## Task details:
Report the count of lines below in which the string "JSON" occurs; include nothing else.

═════ Material to process ═════

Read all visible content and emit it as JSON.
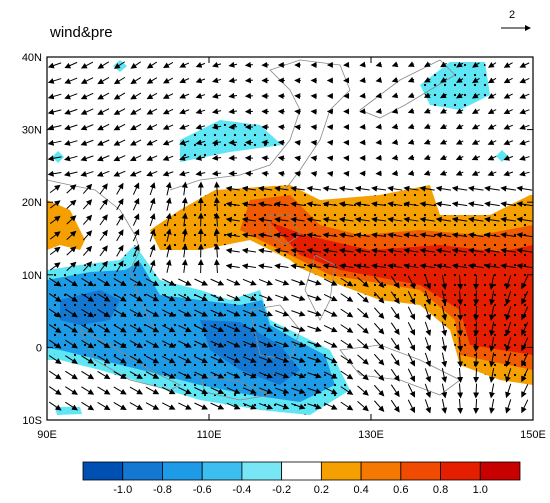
{
  "title": "wind&pre",
  "reference_vector": "2",
  "lat_ticks": [
    "40N",
    "30N",
    "20N",
    "10N",
    "0",
    "10S"
  ],
  "lon_ticks": [
    "90E",
    "110E",
    "130E",
    "150E"
  ],
  "colorbar": {
    "labels": [
      "-1.0",
      "-0.8",
      "-0.6",
      "-0.4",
      "-0.2",
      "0.2",
      "0.4",
      "0.6",
      "0.8",
      "1.0"
    ],
    "colors": [
      "#0050b4",
      "#1478d2",
      "#1e9be6",
      "#3cbef0",
      "#78e6f5",
      "#ffffff",
      "#f5a000",
      "#f57800",
      "#f04b00",
      "#e61e00",
      "#c80000"
    ]
  }
}
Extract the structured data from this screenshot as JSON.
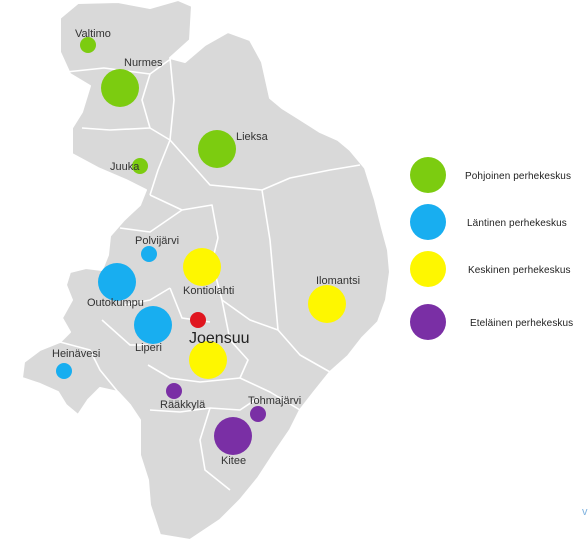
{
  "colors": {
    "pohjoinen": "#7ccc10",
    "lantinen": "#18aef0",
    "keskinen": "#fef700",
    "etelainen": "#7a2fa5",
    "joensuu_center": "#e0161f",
    "region_fill": "#d9d9d9",
    "region_border": "#ffffff"
  },
  "legend": [
    {
      "label": "Pohjoinen perhekeskus",
      "color_key": "pohjoinen"
    },
    {
      "label": "Läntinen perhekeskus",
      "color_key": "lantinen"
    },
    {
      "label": "Keskinen perhekeskus",
      "color_key": "keskinen"
    },
    {
      "label": "Eteläinen perhekeskus",
      "color_key": "etelainen"
    }
  ],
  "locations": [
    {
      "id": "valtimo",
      "name": "Valtimo",
      "group": "pohjoinen",
      "size": "small"
    },
    {
      "id": "nurmes",
      "name": "Nurmes",
      "group": "pohjoinen",
      "size": "large"
    },
    {
      "id": "lieksa",
      "name": "Lieksa",
      "group": "pohjoinen",
      "size": "large"
    },
    {
      "id": "juuka",
      "name": "Juuka",
      "group": "pohjoinen",
      "size": "small"
    },
    {
      "id": "polvijarvi",
      "name": "Polvijärvi",
      "group": "lantinen",
      "size": "small"
    },
    {
      "id": "outokumpu",
      "name": "Outokumpu",
      "group": "lantinen",
      "size": "large"
    },
    {
      "id": "liperi",
      "name": "Liperi",
      "group": "lantinen",
      "size": "large"
    },
    {
      "id": "heinavesi",
      "name": "Heinävesi",
      "group": "lantinen",
      "size": "small"
    },
    {
      "id": "kontiolahti",
      "name": "Kontiolahti",
      "group": "keskinen",
      "size": "large"
    },
    {
      "id": "ilomantsi",
      "name": "Ilomantsi",
      "group": "keskinen",
      "size": "large"
    },
    {
      "id": "joensuu",
      "name": "Joensuu",
      "group": "keskinen",
      "size": "large",
      "major": true
    },
    {
      "id": "raakkyla",
      "name": "Rääkkylä",
      "group": "etelainen",
      "size": "small"
    },
    {
      "id": "tohmajarvi",
      "name": "Tohmajärvi",
      "group": "etelainen",
      "size": "small"
    },
    {
      "id": "kitee",
      "name": "Kitee",
      "group": "etelainen",
      "size": "large"
    }
  ],
  "corner_mark": "v"
}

═════

## Result:
2